• [Input data]
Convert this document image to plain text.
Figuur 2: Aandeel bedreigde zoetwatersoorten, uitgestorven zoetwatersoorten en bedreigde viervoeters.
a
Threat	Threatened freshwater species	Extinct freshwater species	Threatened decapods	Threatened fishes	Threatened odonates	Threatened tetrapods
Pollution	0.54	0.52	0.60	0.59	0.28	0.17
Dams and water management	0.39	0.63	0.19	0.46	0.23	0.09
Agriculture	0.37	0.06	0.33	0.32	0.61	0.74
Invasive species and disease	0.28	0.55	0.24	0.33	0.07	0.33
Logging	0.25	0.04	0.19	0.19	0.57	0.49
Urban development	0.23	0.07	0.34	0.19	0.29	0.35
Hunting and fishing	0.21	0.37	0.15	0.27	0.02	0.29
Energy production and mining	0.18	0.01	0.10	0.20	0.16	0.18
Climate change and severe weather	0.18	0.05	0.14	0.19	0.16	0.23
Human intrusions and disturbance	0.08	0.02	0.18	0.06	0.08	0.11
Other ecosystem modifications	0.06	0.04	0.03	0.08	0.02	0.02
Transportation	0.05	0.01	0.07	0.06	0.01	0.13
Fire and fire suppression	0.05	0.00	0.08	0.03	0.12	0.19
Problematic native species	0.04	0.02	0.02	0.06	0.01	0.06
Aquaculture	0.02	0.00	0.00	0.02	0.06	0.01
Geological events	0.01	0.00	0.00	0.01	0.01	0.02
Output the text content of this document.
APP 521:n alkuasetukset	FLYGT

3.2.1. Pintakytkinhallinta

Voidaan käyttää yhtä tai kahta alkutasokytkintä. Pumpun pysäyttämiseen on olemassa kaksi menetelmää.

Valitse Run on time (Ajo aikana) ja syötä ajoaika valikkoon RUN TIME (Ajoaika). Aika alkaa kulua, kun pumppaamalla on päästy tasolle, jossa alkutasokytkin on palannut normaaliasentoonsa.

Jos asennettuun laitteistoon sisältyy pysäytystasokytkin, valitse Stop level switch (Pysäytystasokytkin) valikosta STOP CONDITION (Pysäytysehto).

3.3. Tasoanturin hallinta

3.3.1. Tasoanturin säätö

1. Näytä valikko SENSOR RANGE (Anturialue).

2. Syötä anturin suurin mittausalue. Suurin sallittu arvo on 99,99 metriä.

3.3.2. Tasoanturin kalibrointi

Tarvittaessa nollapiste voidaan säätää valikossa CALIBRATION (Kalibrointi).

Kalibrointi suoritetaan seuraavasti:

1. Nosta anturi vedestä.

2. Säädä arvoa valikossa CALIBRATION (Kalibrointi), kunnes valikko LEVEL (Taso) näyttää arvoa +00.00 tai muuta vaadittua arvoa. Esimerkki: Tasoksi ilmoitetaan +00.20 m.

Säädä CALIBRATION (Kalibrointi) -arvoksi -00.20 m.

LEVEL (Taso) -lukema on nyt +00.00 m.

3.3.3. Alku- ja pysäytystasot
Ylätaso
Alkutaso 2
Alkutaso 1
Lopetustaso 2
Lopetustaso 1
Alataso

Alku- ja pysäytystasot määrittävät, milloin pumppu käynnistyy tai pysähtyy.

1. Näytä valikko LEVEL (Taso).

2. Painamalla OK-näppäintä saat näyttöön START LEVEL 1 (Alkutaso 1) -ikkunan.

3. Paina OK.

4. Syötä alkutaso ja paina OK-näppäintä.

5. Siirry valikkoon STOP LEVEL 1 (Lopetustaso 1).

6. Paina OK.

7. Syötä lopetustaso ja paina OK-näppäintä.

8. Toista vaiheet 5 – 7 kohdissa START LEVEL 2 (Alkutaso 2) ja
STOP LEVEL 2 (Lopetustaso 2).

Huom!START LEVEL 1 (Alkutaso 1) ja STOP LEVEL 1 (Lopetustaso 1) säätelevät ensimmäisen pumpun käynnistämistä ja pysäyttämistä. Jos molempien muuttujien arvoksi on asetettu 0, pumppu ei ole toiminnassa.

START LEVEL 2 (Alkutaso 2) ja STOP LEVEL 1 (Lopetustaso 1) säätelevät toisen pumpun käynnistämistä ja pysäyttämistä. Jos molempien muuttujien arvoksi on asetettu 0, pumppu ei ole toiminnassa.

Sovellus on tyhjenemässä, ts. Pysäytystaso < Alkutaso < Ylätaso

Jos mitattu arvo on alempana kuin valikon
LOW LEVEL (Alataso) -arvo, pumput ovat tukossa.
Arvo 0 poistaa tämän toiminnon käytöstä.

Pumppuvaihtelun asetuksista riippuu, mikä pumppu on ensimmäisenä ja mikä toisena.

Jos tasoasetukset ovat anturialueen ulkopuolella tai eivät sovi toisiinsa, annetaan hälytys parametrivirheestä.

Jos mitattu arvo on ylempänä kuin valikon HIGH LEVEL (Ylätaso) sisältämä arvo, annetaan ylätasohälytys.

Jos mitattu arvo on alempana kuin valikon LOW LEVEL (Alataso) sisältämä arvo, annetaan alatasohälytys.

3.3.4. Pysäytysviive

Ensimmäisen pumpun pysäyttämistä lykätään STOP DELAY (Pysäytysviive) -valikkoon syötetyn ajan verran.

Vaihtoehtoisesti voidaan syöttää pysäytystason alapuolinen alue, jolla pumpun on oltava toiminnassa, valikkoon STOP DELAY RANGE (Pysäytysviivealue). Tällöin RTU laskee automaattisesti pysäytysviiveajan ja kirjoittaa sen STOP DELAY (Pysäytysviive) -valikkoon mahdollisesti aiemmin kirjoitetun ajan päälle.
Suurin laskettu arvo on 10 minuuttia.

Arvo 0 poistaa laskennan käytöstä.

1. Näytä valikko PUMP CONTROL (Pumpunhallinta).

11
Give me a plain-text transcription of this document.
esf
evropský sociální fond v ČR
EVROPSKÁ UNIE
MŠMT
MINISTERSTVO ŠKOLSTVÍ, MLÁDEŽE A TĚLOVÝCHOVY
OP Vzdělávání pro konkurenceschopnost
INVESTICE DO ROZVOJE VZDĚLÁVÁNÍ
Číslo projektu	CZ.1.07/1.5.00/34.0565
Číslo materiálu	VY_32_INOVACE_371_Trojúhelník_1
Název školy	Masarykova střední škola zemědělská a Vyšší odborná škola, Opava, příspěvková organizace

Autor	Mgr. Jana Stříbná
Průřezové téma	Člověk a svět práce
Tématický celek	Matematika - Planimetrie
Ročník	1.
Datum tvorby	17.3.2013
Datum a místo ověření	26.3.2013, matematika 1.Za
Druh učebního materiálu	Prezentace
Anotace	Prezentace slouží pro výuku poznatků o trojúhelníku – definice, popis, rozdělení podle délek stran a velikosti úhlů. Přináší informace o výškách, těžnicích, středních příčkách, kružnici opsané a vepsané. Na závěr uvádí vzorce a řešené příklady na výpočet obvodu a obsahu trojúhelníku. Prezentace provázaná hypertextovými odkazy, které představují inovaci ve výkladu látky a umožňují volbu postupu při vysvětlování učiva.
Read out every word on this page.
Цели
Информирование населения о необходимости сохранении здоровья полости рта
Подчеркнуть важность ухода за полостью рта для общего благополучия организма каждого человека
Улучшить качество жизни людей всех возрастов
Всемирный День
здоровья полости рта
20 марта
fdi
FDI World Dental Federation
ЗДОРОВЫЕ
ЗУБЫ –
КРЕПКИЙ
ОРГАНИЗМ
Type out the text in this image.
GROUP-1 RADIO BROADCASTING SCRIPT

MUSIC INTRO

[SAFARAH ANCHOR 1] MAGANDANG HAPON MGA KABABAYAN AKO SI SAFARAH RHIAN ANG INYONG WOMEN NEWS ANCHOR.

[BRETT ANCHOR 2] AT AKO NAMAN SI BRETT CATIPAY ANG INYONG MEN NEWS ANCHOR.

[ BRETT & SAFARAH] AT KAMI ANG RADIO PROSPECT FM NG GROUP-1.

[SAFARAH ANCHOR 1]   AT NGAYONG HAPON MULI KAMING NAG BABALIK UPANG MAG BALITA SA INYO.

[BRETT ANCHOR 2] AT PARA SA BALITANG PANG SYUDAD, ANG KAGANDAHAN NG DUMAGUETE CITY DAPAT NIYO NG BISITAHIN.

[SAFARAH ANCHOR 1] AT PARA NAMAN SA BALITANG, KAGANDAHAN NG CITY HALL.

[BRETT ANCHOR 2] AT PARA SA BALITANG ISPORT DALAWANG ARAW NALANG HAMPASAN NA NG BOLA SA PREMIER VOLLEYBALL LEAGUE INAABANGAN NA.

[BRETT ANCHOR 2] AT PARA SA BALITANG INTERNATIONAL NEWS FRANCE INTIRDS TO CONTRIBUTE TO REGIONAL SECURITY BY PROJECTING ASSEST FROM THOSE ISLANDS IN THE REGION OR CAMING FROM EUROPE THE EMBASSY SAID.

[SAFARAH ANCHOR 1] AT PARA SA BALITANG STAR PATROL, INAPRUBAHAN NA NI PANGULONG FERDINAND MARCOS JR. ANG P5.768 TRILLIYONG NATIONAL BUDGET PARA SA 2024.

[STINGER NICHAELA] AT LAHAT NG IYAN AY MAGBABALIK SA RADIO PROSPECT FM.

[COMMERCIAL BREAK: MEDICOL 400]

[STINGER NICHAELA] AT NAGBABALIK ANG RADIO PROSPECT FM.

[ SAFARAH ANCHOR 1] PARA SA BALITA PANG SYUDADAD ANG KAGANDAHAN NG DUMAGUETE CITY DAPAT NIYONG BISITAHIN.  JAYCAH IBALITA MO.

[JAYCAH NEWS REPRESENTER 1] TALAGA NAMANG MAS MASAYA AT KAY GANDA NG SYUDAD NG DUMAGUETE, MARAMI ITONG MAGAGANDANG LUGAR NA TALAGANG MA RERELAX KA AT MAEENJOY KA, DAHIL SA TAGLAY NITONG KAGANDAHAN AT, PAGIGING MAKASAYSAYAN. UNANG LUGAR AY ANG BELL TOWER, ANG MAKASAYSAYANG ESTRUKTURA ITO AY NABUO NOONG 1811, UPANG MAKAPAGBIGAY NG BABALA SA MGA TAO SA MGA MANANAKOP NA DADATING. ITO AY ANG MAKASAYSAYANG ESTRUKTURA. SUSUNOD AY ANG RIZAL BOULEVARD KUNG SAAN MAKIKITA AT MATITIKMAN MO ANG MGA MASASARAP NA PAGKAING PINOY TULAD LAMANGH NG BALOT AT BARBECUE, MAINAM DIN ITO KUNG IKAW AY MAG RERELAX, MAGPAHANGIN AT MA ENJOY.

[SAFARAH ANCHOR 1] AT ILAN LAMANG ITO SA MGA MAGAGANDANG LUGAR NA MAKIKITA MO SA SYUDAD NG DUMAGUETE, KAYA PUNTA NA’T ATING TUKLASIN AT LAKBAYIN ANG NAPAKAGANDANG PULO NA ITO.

• [What you have to do]
Which lines above contain "Pysäytysviive"? Show each of them.

• [In response]
3.3.4. Pysäytysviive
Ensimmäisen pumpun pysäyttämistä lykätään STOP DELAY (Pysäytysviive) -valikkoon syötetyn ajan verran.
Vaihtoehtoisesti voidaan syöttää pysäytystason alapuolinen alue, jolla pumpun on oltava toiminnassa, valikkoon STOP DELAY RANGE (Pysäytysviivealue). Tällöin RTU laskee automaattisesti pysäytysviiveajan ja kirjoittaa sen STOP DELAY (Pysäytysviive) -valikkoon mahdollisesti aiemmin kirjoitetun ajan päälle.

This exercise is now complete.